If you suspect a parent of alienation, keep careful list of everything your child says or does, or that the alienating parent and his/her family and friends say or do, that causes you to believe alienation may be occurring.  You will need to identify the suspected conduct and its consequences if you want to show the other parent, your attorney, a custody evaluator, or a judge, that your child is being alienated from you.

Parents in a happy and intact relationship need to keep their emotions in check and monitor what they say and do in the presence of their children.  Through the process of separation and divorce, any number of stress points in a person’s life can become intense or develop where none had ever existed or had even been anticipated.  Parents must be vigilant in their effort to identify and properly manage their own reaction to whatever levels of stress, anger, disappointment, success, or financial challenges, they experience on the road their new life will traverse.

[Document layout detection data]
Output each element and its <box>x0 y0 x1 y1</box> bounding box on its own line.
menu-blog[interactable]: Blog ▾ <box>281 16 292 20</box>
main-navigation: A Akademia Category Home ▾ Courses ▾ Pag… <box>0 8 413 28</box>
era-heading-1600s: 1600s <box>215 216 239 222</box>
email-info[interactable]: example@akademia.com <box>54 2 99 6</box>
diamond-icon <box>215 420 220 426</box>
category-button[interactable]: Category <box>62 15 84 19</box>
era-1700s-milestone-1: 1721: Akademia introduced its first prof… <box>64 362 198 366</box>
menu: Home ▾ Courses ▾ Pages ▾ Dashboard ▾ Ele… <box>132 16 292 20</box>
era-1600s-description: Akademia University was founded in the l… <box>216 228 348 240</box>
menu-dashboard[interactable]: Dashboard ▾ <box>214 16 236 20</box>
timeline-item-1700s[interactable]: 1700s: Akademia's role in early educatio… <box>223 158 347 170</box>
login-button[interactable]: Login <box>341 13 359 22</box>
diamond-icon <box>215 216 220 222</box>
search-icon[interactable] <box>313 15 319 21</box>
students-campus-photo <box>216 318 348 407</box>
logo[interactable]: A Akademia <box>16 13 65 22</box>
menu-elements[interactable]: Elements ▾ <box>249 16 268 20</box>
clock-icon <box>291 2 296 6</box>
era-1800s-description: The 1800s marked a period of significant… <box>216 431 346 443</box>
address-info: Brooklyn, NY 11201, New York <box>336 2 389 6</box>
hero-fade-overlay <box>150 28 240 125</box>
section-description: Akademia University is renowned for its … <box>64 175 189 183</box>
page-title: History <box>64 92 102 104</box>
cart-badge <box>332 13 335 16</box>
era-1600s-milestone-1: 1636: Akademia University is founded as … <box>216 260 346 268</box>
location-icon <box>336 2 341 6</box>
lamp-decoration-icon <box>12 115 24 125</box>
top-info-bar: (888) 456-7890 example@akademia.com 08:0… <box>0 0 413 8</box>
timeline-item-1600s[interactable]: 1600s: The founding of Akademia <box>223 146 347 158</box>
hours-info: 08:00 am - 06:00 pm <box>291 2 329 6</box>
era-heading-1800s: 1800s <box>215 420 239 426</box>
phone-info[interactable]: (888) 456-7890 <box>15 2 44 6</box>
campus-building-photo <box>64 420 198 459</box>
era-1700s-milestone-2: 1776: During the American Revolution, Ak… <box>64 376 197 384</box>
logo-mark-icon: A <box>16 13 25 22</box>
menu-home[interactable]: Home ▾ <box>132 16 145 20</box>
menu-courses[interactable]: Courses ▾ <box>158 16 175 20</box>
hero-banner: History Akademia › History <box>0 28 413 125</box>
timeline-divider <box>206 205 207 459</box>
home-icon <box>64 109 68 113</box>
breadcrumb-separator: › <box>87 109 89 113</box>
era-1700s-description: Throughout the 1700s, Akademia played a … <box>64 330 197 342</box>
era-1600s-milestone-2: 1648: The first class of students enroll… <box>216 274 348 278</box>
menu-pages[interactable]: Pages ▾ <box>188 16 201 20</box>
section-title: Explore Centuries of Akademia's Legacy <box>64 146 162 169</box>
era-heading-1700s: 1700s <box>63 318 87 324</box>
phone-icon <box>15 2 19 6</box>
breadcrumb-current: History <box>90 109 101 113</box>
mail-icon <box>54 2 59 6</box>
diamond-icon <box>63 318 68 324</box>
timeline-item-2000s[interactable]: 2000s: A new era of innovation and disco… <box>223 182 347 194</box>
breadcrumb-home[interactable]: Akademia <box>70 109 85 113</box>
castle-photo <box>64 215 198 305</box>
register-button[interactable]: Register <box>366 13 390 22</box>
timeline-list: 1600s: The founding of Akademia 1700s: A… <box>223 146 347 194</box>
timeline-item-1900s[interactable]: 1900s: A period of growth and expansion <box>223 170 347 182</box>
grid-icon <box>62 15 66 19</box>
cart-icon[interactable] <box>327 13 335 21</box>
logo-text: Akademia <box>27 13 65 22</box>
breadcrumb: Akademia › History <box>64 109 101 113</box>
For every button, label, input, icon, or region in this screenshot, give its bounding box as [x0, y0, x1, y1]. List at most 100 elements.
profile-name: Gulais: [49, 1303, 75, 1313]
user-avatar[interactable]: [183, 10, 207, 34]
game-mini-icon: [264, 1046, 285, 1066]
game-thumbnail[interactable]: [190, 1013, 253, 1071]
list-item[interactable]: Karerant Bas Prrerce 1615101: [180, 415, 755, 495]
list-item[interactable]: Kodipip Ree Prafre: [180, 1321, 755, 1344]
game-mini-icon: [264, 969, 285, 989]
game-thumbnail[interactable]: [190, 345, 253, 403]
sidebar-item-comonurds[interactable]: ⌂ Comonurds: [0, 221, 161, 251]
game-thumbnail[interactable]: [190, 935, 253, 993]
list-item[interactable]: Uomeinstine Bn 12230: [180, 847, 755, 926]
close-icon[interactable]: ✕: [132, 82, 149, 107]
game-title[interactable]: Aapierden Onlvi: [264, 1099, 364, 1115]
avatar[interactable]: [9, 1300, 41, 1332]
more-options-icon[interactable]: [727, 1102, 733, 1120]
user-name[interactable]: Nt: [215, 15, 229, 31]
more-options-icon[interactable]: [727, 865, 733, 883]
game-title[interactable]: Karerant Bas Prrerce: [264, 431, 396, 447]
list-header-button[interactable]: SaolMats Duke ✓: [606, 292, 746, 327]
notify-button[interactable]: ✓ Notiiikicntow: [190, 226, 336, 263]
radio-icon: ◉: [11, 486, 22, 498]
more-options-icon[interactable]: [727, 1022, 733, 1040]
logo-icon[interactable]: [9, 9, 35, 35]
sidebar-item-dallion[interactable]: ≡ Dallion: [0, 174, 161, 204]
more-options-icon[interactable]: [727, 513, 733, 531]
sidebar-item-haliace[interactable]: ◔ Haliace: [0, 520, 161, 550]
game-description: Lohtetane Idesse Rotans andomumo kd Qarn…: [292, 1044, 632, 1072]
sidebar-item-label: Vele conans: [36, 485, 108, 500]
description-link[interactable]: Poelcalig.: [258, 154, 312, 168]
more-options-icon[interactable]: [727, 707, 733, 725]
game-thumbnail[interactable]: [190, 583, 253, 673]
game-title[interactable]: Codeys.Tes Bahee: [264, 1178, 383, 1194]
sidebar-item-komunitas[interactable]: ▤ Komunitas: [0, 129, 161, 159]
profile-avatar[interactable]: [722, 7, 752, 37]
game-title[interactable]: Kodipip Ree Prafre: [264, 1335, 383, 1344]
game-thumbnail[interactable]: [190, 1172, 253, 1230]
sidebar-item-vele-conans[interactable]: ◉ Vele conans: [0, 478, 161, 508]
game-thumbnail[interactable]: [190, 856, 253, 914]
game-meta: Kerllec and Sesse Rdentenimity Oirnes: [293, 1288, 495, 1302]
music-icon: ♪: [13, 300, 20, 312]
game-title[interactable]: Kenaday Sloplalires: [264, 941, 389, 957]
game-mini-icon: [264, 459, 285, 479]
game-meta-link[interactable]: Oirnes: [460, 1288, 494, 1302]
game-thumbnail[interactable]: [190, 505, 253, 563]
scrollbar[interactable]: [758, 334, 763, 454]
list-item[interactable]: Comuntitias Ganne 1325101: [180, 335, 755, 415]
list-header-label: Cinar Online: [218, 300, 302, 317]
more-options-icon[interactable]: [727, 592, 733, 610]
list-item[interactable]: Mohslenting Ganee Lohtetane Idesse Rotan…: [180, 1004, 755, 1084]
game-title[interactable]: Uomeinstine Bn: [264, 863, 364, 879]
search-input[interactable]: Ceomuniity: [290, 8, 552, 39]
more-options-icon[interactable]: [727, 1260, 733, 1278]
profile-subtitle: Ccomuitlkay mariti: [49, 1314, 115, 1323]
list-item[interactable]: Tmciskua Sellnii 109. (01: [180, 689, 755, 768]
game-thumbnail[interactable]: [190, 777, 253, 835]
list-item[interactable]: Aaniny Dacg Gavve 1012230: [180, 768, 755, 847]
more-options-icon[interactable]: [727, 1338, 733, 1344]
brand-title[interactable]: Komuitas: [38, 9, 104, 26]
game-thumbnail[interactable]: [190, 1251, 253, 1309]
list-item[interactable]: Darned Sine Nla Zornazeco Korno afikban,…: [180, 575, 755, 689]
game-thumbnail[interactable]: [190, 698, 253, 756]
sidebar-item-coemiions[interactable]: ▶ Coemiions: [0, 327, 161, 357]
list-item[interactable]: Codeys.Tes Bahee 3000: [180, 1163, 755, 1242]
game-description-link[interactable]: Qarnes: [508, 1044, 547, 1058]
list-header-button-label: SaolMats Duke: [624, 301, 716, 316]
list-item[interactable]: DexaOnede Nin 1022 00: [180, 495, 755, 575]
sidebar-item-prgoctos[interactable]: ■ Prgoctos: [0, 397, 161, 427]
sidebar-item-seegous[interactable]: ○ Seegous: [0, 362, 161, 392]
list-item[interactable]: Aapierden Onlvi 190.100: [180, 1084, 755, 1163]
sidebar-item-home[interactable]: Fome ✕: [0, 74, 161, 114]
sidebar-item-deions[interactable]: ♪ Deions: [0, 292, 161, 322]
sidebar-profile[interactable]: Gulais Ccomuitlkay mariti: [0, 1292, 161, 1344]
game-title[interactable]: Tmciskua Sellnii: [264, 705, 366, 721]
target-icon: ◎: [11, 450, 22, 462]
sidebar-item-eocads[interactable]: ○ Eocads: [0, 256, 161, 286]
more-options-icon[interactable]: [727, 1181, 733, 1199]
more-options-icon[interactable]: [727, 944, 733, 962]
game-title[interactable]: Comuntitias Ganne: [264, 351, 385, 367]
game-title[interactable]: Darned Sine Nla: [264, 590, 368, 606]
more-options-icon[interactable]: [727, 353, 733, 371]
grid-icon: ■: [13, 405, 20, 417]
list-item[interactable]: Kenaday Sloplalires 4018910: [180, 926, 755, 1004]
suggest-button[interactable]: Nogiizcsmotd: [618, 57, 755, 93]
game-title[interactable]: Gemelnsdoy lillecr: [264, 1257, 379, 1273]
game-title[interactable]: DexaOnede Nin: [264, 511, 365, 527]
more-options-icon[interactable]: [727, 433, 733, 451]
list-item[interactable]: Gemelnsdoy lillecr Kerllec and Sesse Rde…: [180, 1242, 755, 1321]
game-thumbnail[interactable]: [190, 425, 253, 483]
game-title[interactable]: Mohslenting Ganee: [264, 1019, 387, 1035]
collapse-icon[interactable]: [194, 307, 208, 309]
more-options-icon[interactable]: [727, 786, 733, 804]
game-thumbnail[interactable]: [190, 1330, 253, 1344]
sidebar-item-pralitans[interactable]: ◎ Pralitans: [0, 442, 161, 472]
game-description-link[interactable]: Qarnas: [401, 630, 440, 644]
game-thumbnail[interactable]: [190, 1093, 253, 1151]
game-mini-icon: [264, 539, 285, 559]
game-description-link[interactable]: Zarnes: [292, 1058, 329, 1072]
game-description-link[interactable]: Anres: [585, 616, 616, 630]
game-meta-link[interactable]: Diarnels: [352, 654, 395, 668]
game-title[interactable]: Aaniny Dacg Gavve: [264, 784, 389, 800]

Exercise tasks ->
a: Transcribe the passage on parental alienation from "If you suspect" up to and including "alienated from you.".
b: Extend the passage on parental alienation and divorce with the text that follows its final sentence.

Task-by-task outputs ->
a:
If you suspect a parent of alienation, keep careful list of everything your child says or does, or that the alienating parent and his/her family and friends say or do, that causes you to believe alienation may be occurring.  You will need to identify the suspected conduct and its consequences if you want to show the other parent, your attorney, a custody evaluator, or a judge, that your child is being alienated from you.

b:
The guiding principle and imperative for children everywhere is what is in “the best interests” of each individual child.  That is the lens Maryland law demands judges, parents, attorneys, therapists, teachers, doctors, and others to look through when attempting to determine the best interest of a minor child.  A parent may be so angry or mentally impaired, for any variety of reasons, that their best interest lens is no longer focused on a child’s best interests.  A parent in that situation can become focused on damaging the other parent or even their own child.  An alienating parent will attack a child’s emotional bond to the other parent, other family members and friends.  An alienating parent may also alienate a child by fostering a bond with a child that is forged in order to allow them to be manipulated.  As a result, both bonds are available to a parent who is unable to act in their child’s best interests, to manipulate the child or the other parent.